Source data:
Start

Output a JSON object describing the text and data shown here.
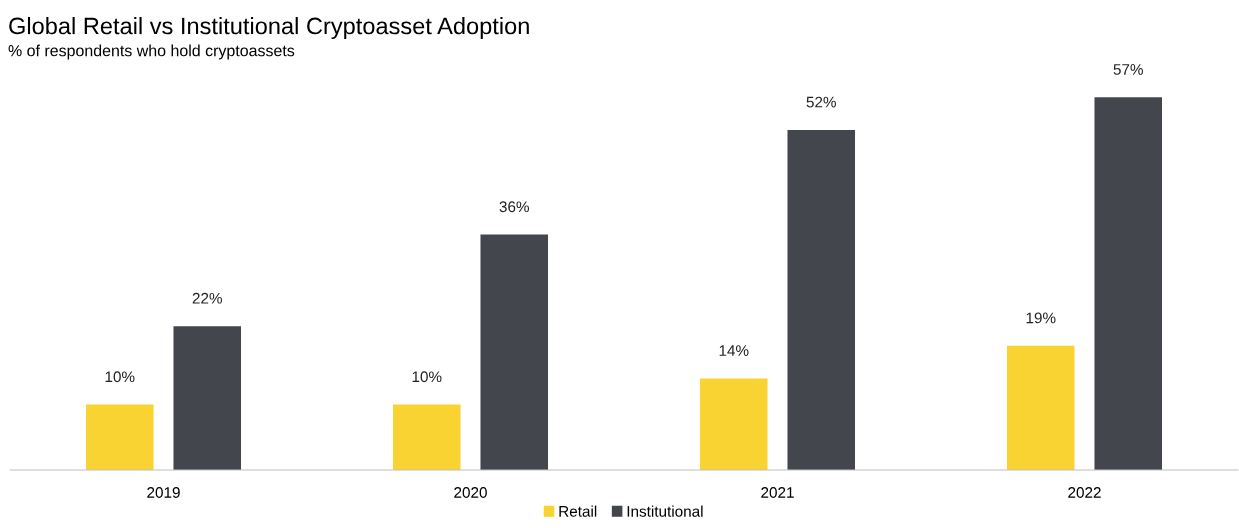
{
  "chart_data": {
    "type": "bar",
    "title": "Global Retail vs Institutional Cryptoasset Adoption",
    "subtitle": "% of respondents who hold cryptoassets",
    "categories": [
      "2019",
      "2020",
      "2021",
      "2022"
    ],
    "series": [
      {
        "name": "Retail",
        "color": "#f9d331",
        "values": [
          10,
          10,
          14,
          19
        ],
        "value_labels": [
          "10%",
          "10%",
          "14%",
          "19%"
        ]
      },
      {
        "name": "Institutional",
        "color": "#43464d",
        "values": [
          22,
          36,
          52,
          57
        ],
        "value_labels": [
          "22%",
          "36%",
          "52%",
          "57%"
        ]
      }
    ],
    "legend": "bottom",
    "grid": false,
    "tick_labels": "x"
  }
}
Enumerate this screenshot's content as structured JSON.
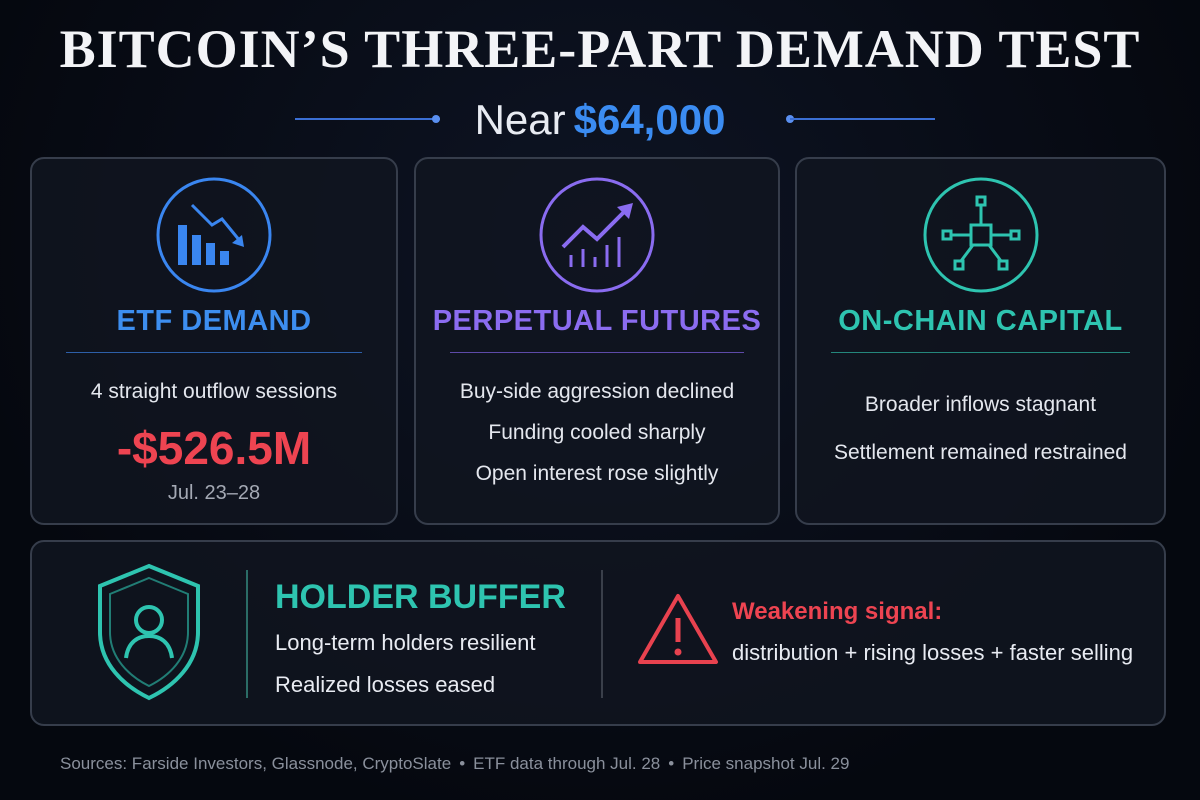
{
  "header": {
    "title": "BITCOIN’S THREE-PART DEMAND TEST",
    "subtitle": "Near",
    "price": "$64,000"
  },
  "cards": [
    {
      "title": "ETF DEMAND",
      "lines": [
        "4 straight outflow sessions"
      ],
      "figure": "-$526.5M",
      "date": "Jul. 23–28"
    },
    {
      "title": "PERPETUAL FUTURES",
      "lines": [
        "Buy-side aggression declined",
        "Funding cooled sharply",
        "Open interest rose slightly"
      ]
    },
    {
      "title": "ON-CHAIN CAPITAL",
      "lines": [
        "Broader inflows stagnant",
        "Settlement remained restrained"
      ]
    }
  ],
  "holder": {
    "title": "HOLDER BUFFER",
    "lines": [
      "Long-term holders resilient",
      "Realized losses eased"
    ]
  },
  "warning": {
    "title": "Weakening signal:",
    "text": "distribution + rising losses + faster selling"
  },
  "footer": [
    "Sources: Farside Investors, Glassnode, CryptoSlate",
    "ETF data through Jul. 28",
    "Price snapshot Jul. 29"
  ]
}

End

Work to complete: Write out word for word every line from the line with "Enumerate this screenshot's" through the final line of the records, both included, skipping the pictures.

Answer below:
Enumerate this screenshot's content as structured JSON.
{
  "header": {
    "title": "BITCOIN’S THREE-PART DEMAND TEST",
    "subtitle": "Near",
    "price": "$64,000"
  },
  "cards": [
    {
      "title": "ETF DEMAND",
      "lines": [
        "4 straight outflow sessions"
      ],
      "figure": "-$526.5M",
      "date": "Jul. 23–28"
    },
    {
      "title": "PERPETUAL FUTURES",
      "lines": [
        "Buy-side aggression declined",
        "Funding cooled sharply",
        "Open interest rose slightly"
      ]
    },
    {
      "title": "ON-CHAIN CAPITAL",
      "lines": [
        "Broader inflows stagnant",
        "Settlement remained restrained"
      ]
    }
  ],
  "holder": {
    "title": "HOLDER BUFFER",
    "lines": [
      "Long-term holders resilient",
      "Realized losses eased"
    ]
  },
  "warning": {
    "title": "Weakening signal:",
    "text": "distribution + rising losses + faster selling"
  },
  "footer": [
    "Sources: Farside Investors, Glassnode, CryptoSlate",
    "ETF data through Jul. 28",
    "Price snapshot Jul. 29"
  ]
}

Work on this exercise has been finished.